==== EXTRAIT DU DOCUMENT
Un long silence, un très long silence, un silence infini résonne dans l'Auditorium de Radio France, mais ce silence n'est pas le même, il n'a même rien à voir avec celui de ces derniers mois : il s'agit du silence haletant (ce silence qui est déjà de la musique, comme le silence après le morceau est encore de la musique), ce silence d'avant-concert qui manque tant aux mélomanes, et qui déverse déjà des flots d'émotions : l'émotion de la musique attendue, espérée, retrouvée.
Ce premier concert marque la reprise de la vie musicale maison et sonne pour cela comme une (ré-)inauguration du bâtiment. Le programme est à l'image de tout ce cycle de concerts "Le Temps retrouvé", il propose toute la diversité de configurations et d'effectifs autorisés par les circonstances. En ce premier soir, il investit même ainsi et successivement les différents espaces de la scène et même des gradins à l'arrière-scène (en l'absence de public).
L'ouverture se fait en Fanfare : la Fanfare pour trois trompettes de Benjamin Britten, comme pour clamer le retour de la musique mais avec une succession puis une combinaison de solos, amples, nostalgiques, résonant presque comme les complaintes solitaires d'un jazzman dans les rues de New York vidées par l'automne. Le programme tout entier de ce concert aura cette tonalité, cette dualité, participera de ce même paradoxe ressenti dès l'entrée dans ces bâtiments encore vides de son public, encore plein de sa musique.
L'autre thème, l'autre vécu de ce concert, de ce retour à la musique encore confinée est celui de l'hommage. L'hommage au temps, aux concerts, et puis aux vies perdues. Vies qu'accompagne cette fanfare, pour lesquelles résonnent les morceaux suivants. Le prochain est justement un Hommage au premier compositeur : Cantus in memoriam Benjamin Britten d'Arvo Pärt. L'œuvre, le compositeur, les cordes de l'Orchestre Philharmonique de Radio France replongent l'Auditorium dans un bain sonore, une stase fascinante, une hypnose du contact charnel et psychique avec la musique, trop longtemps perdu au disque et en streaming. Les cinq groupes de pupitres, par cinq (violons I, violons II, altos, violoncelles) ou par 3 (contrebasses) espacés entre 1,5 et 2 mètres gardent néanmoins leur cohésion, leur union sonore, accompagnés par le glas de la cloche. Le glas qui sonne également à la main gauche du piano sur la partie supérieure de la scène tandis que la main droite fait cet arpège délicat par petits pas (pour continuer d'avancer, quand bien même), rejoint seulement par une violoniste (sa ligne continue rappelant le fil de la vie) pour Spiegel im Spiegel. Ces deux Pärt alternent avec deux Strauss. D'abord le Sextuor de Capriccio complétant l'utilisation de tout l'espace scénique en s'installant en hauteur côté Cour (un emplacement lointain pour cette œuvre, cet effectif, cette salle vide surtout, où les sons ne peuvent profiter de la présence charnelle du public et se molletonnent donc sur les sièges. Mais ils peuvent aussi compter sur les panneaux acoustiques arrondis et ces "briques" de bois en quinconce qui réfléchissent le son tout en lui conservant donc un aspect lointain, un peu fantomatique, seyant aux circonstances.
========
==== MATÉRIEL FOURNI
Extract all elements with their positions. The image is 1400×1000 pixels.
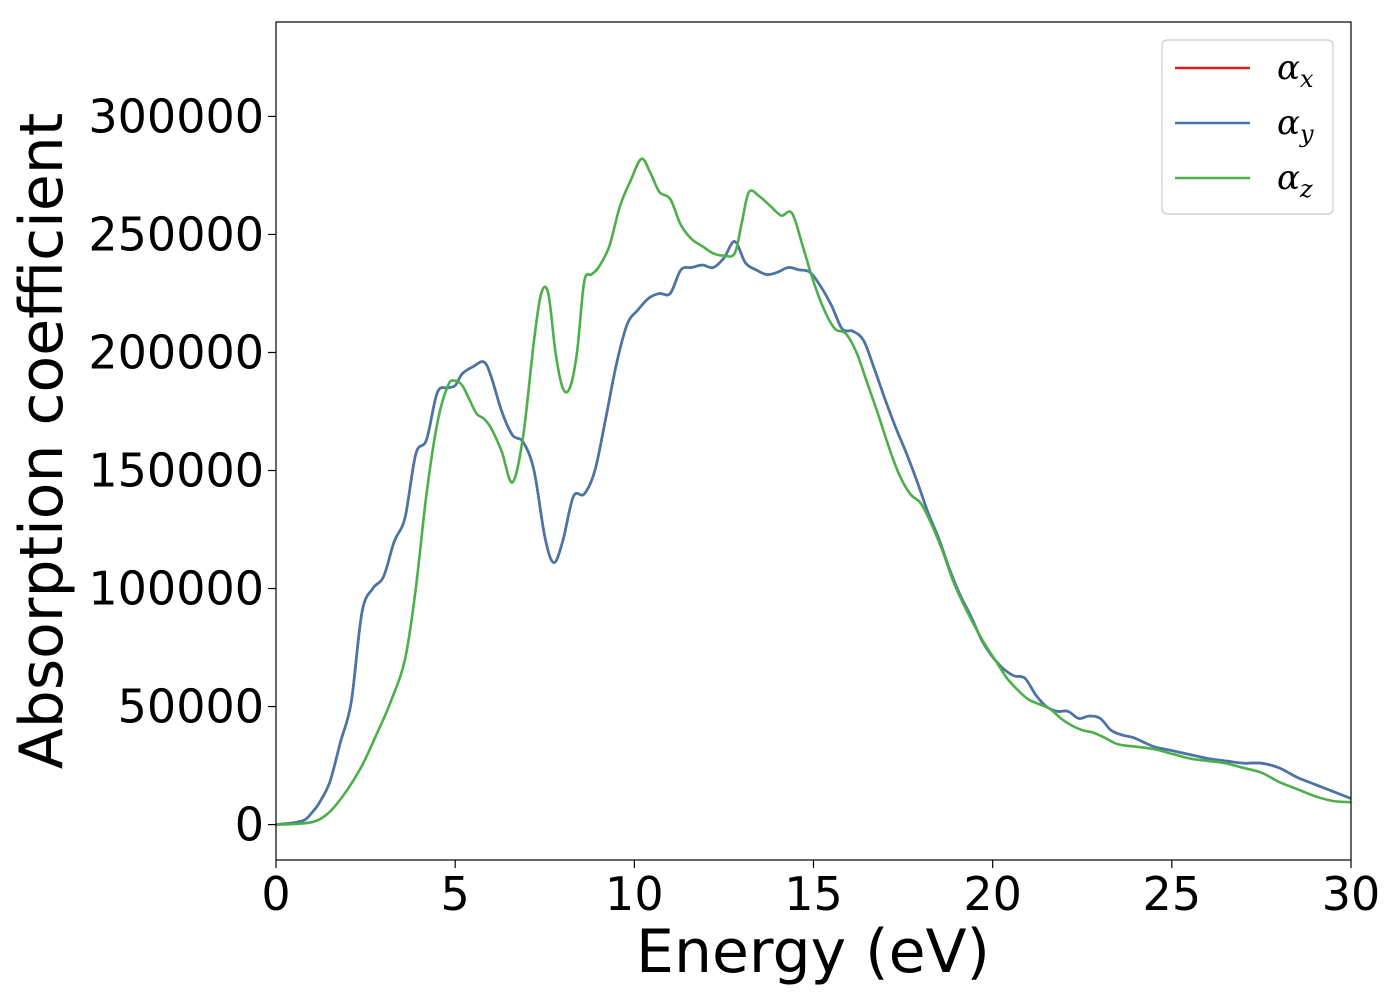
========
À FAIRE:
1. Répondez aux questions suivantes d'après l'extrait :
(a) Quelle œuvre ouvre le concert ?
(b) Quel est le nom du cycle de concerts ?
(c) Quelle distance sépare les groupes de pupitres des cordes ?
2. Transcrivez fidèlement un passage de l'extrait : commencez aux mots « Ce premier concert » et arrêtez-vous après « l'absence de public). ».

RÉPONSES PAR TÂCHE:
1.
(a) La Fanfare pour trois trompettes de Benjamin Britten.
(b) « Le Temps retrouvé ».
(c) Entre 1,5 et 2 mètres.

2.
Ce premier concert marque la reprise de la vie musicale maison et sonne pour cela comme une (ré-)inauguration du bâtiment. Le programme est à l'image de tout ce cycle de concerts "Le Temps retrouvé", il propose toute la diversité de configurations et d'effectifs autorisés par les circonstances. En ce premier soir, il investit même ainsi et successivement les différents espaces de la scène et même des gradins à l'arrière-scène (en l'absence de public).